* [Task material]
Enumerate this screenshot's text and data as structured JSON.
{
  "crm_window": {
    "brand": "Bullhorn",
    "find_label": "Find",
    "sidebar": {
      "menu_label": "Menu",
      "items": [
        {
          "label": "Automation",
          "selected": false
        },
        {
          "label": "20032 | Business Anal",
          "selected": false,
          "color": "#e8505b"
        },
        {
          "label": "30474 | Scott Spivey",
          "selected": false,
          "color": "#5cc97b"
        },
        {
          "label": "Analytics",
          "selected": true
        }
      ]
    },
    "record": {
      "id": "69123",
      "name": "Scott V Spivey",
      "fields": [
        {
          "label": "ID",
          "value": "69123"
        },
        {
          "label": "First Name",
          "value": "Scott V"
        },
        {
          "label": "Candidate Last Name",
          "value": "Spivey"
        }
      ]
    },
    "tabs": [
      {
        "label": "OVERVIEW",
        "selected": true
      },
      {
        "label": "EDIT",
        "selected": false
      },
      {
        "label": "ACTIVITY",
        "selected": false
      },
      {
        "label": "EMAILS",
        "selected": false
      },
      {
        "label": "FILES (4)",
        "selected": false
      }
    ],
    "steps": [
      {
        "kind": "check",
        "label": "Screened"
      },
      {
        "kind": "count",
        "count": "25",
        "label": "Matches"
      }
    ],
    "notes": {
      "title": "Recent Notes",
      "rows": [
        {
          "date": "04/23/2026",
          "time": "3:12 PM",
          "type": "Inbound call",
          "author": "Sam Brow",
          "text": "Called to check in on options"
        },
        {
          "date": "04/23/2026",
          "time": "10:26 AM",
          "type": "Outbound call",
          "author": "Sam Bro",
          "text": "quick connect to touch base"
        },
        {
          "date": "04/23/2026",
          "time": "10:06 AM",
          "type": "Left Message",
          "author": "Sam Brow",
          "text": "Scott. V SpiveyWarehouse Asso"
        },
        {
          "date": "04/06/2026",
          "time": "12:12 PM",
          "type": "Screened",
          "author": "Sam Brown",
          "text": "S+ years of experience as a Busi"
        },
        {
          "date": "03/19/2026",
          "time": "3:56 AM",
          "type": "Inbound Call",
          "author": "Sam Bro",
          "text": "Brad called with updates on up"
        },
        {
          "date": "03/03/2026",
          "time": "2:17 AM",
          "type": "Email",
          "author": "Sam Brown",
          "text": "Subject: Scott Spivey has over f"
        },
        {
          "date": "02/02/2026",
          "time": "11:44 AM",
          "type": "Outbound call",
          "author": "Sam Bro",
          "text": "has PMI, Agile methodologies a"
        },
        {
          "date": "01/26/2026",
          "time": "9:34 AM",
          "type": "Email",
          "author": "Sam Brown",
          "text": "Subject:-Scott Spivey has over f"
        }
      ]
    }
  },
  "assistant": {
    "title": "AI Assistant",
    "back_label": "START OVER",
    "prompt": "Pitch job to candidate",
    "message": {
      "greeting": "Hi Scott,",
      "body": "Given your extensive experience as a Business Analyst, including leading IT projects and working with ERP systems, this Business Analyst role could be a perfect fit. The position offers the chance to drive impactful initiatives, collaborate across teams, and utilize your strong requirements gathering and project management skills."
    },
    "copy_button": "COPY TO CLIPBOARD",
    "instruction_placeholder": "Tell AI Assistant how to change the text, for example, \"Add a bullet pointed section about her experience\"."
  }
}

* [Directions]
Word for word, write out the data.

* [Problem solution]
Enumerate this screenshot's text and data as structured JSON.
{
  "crm_window": {
    "brand": "Bullhorn",
    "find_label": "Find",
    "sidebar": {
      "menu_label": "Menu",
      "items": [
        {
          "label": "Automation",
          "selected": false
        },
        {
          "label": "20032 | Business Anal",
          "selected": false,
          "color": "#e8505b"
        },
        {
          "label": "30474 | Scott Spivey",
          "selected": false,
          "color": "#5cc97b"
        },
        {
          "label": "Analytics",
          "selected": true
        }
      ]
    },
    "record": {
      "id": "69123",
      "name": "Scott V Spivey",
      "fields": [
        {
          "label": "ID",
          "value": "69123"
        },
        {
          "label": "First Name",
          "value": "Scott V"
        },
        {
          "label": "Candidate Last Name",
          "value": "Spivey"
        }
      ]
    },
    "tabs": [
      {
        "label": "OVERVIEW",
        "selected": true
      },
      {
        "label": "EDIT",
        "selected": false
      },
      {
        "label": "ACTIVITY",
        "selected": false
      },
      {
        "label": "EMAILS",
        "selected": false
      },
      {
        "label": "FILES (4)",
        "selected": false
      }
    ],
    "steps": [
      {
        "kind": "check",
        "label": "Screened"
      },
      {
        "kind": "count",
        "count": "25",
        "label": "Matches"
      }
    ],
    "notes": {
      "title": "Recent Notes",
      "rows": [
        {
          "date": "04/23/2026",
          "time": "3:12 PM",
          "type": "Inbound call",
          "author": "Sam Brow",
          "text": "Called to check in on options"
        },
        {
          "date": "04/23/2026",
          "time": "10:26 AM",
          "type": "Outbound call",
          "author": "Sam Bro",
          "text": "quick connect to touch base"
        },
        {
          "date": "04/23/2026",
          "time": "10:06 AM",
          "type": "Left Message",
          "author": "Sam Brow",
          "text": "Scott. V SpiveyWarehouse Asso"
        },
        {
          "date": "04/06/2026",
          "time": "12:12 PM",
          "type": "Screened",
          "author": "Sam Brown",
          "text": "S+ years of experience as a Busi"
        },
        {
          "date": "03/19/2026",
          "time": "3:56 AM",
          "type": "Inbound Call",
          "author": "Sam Bro",
          "text": "Brad called with updates on up"
        },
        {
          "date": "03/03/2026",
          "time": "2:17 AM",
          "type": "Email",
          "author": "Sam Brown",
          "text": "Subject: Scott Spivey has over f"
        },
        {
          "date": "02/02/2026",
          "time": "11:44 AM",
          "type": "Outbound call",
          "author": "Sam Bro",
          "text": "has PMI, Agile methodologies a"
        },
        {
          "date": "01/26/2026",
          "time": "9:34 AM",
          "type": "Email",
          "author": "Sam Brown",
          "text": "Subject:-Scott Spivey has over f"
        }
      ]
    }
  },
  "assistant": {
    "title": "AI Assistant",
    "back_label": "START OVER",
    "prompt": "Pitch job to candidate",
    "message": {
      "greeting": "Hi Scott,",
      "body": "Given your extensive experience as a Business Analyst, including leading IT projects and working with ERP systems, this Business Analyst role could be a perfect fit. The position offers the chance to drive impactful initiatives, collaborate across teams, and utilize your strong requirements gathering and project management skills."
    },
    "copy_button": "COPY TO CLIPBOARD",
    "instruction_placeholder": "Tell AI Assistant how to change the text, for example, \"Add a bullet pointed section about her experience\"."
  }
}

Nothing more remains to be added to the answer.